● Your instructions
Every line of the material that follows must be printed again exactly.

● Supplied data
:::::

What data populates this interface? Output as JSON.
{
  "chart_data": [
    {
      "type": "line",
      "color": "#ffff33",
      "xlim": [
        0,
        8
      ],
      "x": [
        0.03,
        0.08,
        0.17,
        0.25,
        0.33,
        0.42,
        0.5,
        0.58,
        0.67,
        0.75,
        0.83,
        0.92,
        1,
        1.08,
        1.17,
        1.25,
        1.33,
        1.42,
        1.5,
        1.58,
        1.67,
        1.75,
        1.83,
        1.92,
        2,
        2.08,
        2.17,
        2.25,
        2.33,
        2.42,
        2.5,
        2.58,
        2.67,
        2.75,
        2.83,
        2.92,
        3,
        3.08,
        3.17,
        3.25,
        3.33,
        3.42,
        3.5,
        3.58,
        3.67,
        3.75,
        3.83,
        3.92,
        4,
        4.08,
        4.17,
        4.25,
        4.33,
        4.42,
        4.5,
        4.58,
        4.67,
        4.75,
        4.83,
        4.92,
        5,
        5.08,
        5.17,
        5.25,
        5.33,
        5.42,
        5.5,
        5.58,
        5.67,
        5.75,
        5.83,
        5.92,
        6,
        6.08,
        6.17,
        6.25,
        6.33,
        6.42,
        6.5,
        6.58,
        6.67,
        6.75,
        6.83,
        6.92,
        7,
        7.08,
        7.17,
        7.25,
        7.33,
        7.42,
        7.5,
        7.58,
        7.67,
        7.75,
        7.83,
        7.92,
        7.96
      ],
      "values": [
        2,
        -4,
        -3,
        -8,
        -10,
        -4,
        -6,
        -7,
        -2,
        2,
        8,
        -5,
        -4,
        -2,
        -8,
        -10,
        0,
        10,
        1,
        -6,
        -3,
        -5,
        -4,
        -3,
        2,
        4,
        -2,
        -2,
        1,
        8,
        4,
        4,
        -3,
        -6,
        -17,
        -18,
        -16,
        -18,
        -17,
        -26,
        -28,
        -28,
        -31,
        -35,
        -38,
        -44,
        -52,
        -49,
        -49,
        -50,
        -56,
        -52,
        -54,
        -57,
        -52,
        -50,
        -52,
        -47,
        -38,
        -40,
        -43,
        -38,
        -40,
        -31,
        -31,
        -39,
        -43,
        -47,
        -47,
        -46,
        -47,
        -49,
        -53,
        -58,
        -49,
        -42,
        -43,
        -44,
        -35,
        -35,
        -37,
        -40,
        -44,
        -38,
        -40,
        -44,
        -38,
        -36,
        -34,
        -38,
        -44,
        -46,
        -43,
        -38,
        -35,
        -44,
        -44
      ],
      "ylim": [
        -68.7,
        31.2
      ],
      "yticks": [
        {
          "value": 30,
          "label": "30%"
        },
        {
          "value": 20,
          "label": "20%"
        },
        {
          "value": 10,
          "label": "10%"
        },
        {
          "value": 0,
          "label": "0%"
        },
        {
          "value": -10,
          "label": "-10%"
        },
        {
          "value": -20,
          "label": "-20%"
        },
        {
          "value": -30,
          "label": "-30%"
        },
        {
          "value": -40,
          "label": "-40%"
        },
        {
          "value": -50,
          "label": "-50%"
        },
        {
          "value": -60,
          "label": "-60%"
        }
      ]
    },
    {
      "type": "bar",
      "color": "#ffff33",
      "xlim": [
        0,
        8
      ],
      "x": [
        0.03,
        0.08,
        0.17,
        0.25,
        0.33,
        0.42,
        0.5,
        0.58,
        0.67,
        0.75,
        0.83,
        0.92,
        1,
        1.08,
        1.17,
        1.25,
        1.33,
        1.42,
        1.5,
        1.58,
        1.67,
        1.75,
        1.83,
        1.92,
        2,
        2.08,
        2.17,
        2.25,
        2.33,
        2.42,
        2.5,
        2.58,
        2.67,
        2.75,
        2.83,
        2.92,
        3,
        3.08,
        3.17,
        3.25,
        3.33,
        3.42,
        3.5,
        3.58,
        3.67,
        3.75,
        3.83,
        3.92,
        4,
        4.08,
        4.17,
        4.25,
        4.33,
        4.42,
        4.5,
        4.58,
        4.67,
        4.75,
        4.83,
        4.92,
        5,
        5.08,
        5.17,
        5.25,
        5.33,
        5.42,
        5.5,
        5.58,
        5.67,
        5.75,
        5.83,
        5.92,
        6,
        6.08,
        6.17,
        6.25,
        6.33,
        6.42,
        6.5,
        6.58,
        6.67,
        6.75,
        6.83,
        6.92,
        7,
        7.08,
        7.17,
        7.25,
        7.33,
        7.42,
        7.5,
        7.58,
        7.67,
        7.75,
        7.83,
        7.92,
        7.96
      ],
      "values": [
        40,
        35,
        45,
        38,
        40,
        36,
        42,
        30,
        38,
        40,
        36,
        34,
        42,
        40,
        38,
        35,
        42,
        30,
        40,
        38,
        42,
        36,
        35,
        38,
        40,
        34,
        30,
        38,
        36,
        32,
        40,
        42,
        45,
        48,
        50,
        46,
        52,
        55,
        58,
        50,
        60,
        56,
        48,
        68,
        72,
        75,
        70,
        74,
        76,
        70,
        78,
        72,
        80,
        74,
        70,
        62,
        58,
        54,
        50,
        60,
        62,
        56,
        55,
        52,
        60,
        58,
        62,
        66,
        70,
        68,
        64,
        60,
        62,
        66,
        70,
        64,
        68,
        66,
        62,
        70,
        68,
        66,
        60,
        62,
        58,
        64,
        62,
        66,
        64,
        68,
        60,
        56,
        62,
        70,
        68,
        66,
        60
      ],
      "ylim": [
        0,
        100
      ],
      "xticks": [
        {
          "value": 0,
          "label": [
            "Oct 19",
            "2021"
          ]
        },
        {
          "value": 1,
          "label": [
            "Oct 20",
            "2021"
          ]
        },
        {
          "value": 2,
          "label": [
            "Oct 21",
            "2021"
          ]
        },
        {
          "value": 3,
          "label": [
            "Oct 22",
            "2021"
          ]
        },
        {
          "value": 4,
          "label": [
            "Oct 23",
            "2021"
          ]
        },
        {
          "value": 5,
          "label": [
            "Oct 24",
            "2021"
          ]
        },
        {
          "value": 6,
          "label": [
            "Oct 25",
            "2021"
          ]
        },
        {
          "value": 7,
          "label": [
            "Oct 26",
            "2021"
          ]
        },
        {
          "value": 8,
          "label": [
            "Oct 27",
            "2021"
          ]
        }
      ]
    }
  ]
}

:::::

● Exercise output
What data populates this interface? Output as JSON.
{
  "chart_data": [
    {
      "type": "line",
      "color": "#ffff33",
      "xlim": [
        0,
        8
      ],
      "x": [
        0.03,
        0.08,
        0.17,
        0.25,
        0.33,
        0.42,
        0.5,
        0.58,
        0.67,
        0.75,
        0.83,
        0.92,
        1,
        1.08,
        1.17,
        1.25,
        1.33,
        1.42,
        1.5,
        1.58,
        1.67,
        1.75,
        1.83,
        1.92,
        2,
        2.08,
        2.17,
        2.25,
        2.33,
        2.42,
        2.5,
        2.58,
        2.67,
        2.75,
        2.83,
        2.92,
        3,
        3.08,
        3.17,
        3.25,
        3.33,
        3.42,
        3.5,
        3.58,
        3.67,
        3.75,
        3.83,
        3.92,
        4,
        4.08,
        4.17,
        4.25,
        4.33,
        4.42,
        4.5,
        4.58,
        4.67,
        4.75,
        4.83,
        4.92,
        5,
        5.08,
        5.17,
        5.25,
        5.33,
        5.42,
        5.5,
        5.58,
        5.67,
        5.75,
        5.83,
        5.92,
        6,
        6.08,
        6.17,
        6.25,
        6.33,
        6.42,
        6.5,
        6.58,
        6.67,
        6.75,
        6.83,
        6.92,
        7,
        7.08,
        7.17,
        7.25,
        7.33,
        7.42,
        7.5,
        7.58,
        7.67,
        7.75,
        7.83,
        7.92,
        7.96
      ],
      "values": [
        2,
        -4,
        -3,
        -8,
        -10,
        -4,
        -6,
        -7,
        -2,
        2,
        8,
        -5,
        -4,
        -2,
        -8,
        -10,
        0,
        10,
        1,
        -6,
        -3,
        -5,
        -4,
        -3,
        2,
        4,
        -2,
        -2,
        1,
        8,
        4,
        4,
        -3,
        -6,
        -17,
        -18,
        -16,
        -18,
        -17,
        -26,
        -28,
        -28,
        -31,
        -35,
        -38,
        -44,
        -52,
        -49,
        -49,
        -50,
        -56,
        -52,
        -54,
        -57,
        -52,
        -50,
        -52,
        -47,
        -38,
        -40,
        -43,
        -38,
        -40,
        -31,
        -31,
        -39,
        -43,
        -47,
        -47,
        -46,
        -47,
        -49,
        -53,
        -58,
        -49,
        -42,
        -43,
        -44,
        -35,
        -35,
        -37,
        -40,
        -44,
        -38,
        -40,
        -44,
        -38,
        -36,
        -34,
        -38,
        -44,
        -46,
        -43,
        -38,
        -35,
        -44,
        -44
      ],
      "ylim": [
        -68.7,
        31.2
      ],
      "yticks": [
        {
          "value": 30,
          "label": "30%"
        },
        {
          "value": 20,
          "label": "20%"
        },
        {
          "value": 10,
          "label": "10%"
        },
        {
          "value": 0,
          "label": "0%"
        },
        {
          "value": -10,
          "label": "-10%"
        },
        {
          "value": -20,
          "label": "-20%"
        },
        {
          "value": -30,
          "label": "-30%"
        },
        {
          "value": -40,
          "label": "-40%"
        },
        {
          "value": -50,
          "label": "-50%"
        },
        {
          "value": -60,
          "label": "-60%"
        }
      ]
    },
    {
      "type": "bar",
      "color": "#ffff33",
      "xlim": [
        0,
        8
      ],
      "x": [
        0.03,
        0.08,
        0.17,
        0.25,
        0.33,
        0.42,
        0.5,
        0.58,
        0.67,
        0.75,
        0.83,
        0.92,
        1,
        1.08,
        1.17,
        1.25,
        1.33,
        1.42,
        1.5,
        1.58,
        1.67,
        1.75,
        1.83,
        1.92,
        2,
        2.08,
        2.17,
        2.25,
        2.33,
        2.42,
        2.5,
        2.58,
        2.67,
        2.75,
        2.83,
        2.92,
        3,
        3.08,
        3.17,
        3.25,
        3.33,
        3.42,
        3.5,
        3.58,
        3.67,
        3.75,
        3.83,
        3.92,
        4,
        4.08,
        4.17,
        4.25,
        4.33,
        4.42,
        4.5,
        4.58,
        4.67,
        4.75,
        4.83,
        4.92,
        5,
        5.08,
        5.17,
        5.25,
        5.33,
        5.42,
        5.5,
        5.58,
        5.67,
        5.75,
        5.83,
        5.92,
        6,
        6.08,
        6.17,
        6.25,
        6.33,
        6.42,
        6.5,
        6.58,
        6.67,
        6.75,
        6.83,
        6.92,
        7,
        7.08,
        7.17,
        7.25,
        7.33,
        7.42,
        7.5,
        7.58,
        7.67,
        7.75,
        7.83,
        7.92,
        7.96
      ],
      "values": [
        40,
        35,
        45,
        38,
        40,
        36,
        42,
        30,
        38,
        40,
        36,
        34,
        42,
        40,
        38,
        35,
        42,
        30,
        40,
        38,
        42,
        36,
        35,
        38,
        40,
        34,
        30,
        38,
        36,
        32,
        40,
        42,
        45,
        48,
        50,
        46,
        52,
        55,
        58,
        50,
        60,
        56,
        48,
        68,
        72,
        75,
        70,
        74,
        76,
        70,
        78,
        72,
        80,
        74,
        70,
        62,
        58,
        54,
        50,
        60,
        62,
        56,
        55,
        52,
        60,
        58,
        62,
        66,
        70,
        68,
        64,
        60,
        62,
        66,
        70,
        64,
        68,
        66,
        62,
        70,
        68,
        66,
        60,
        62,
        58,
        64,
        62,
        66,
        64,
        68,
        60,
        56,
        62,
        70,
        68,
        66,
        60
      ],
      "ylim": [
        0,
        100
      ],
      "xticks": [
        {
          "value": 0,
          "label": [
            "Oct 19",
            "2021"
          ]
        },
        {
          "value": 1,
          "label": [
            "Oct 20",
            "2021"
          ]
        },
        {
          "value": 2,
          "label": [
            "Oct 21",
            "2021"
          ]
        },
        {
          "value": 3,
          "label": [
            "Oct 22",
            "2021"
          ]
        },
        {
          "value": 4,
          "label": [
            "Oct 23",
            "2021"
          ]
        },
        {
          "value": 5,
          "label": [
            "Oct 24",
            "2021"
          ]
        },
        {
          "value": 6,
          "label": [
            "Oct 25",
            "2021"
          ]
        },
        {
          "value": 7,
          "label": [
            "Oct 26",
            "2021"
          ]
        },
        {
          "value": 8,
          "label": [
            "Oct 27",
            "2021"
          ]
        }
      ]
    }
  ]
}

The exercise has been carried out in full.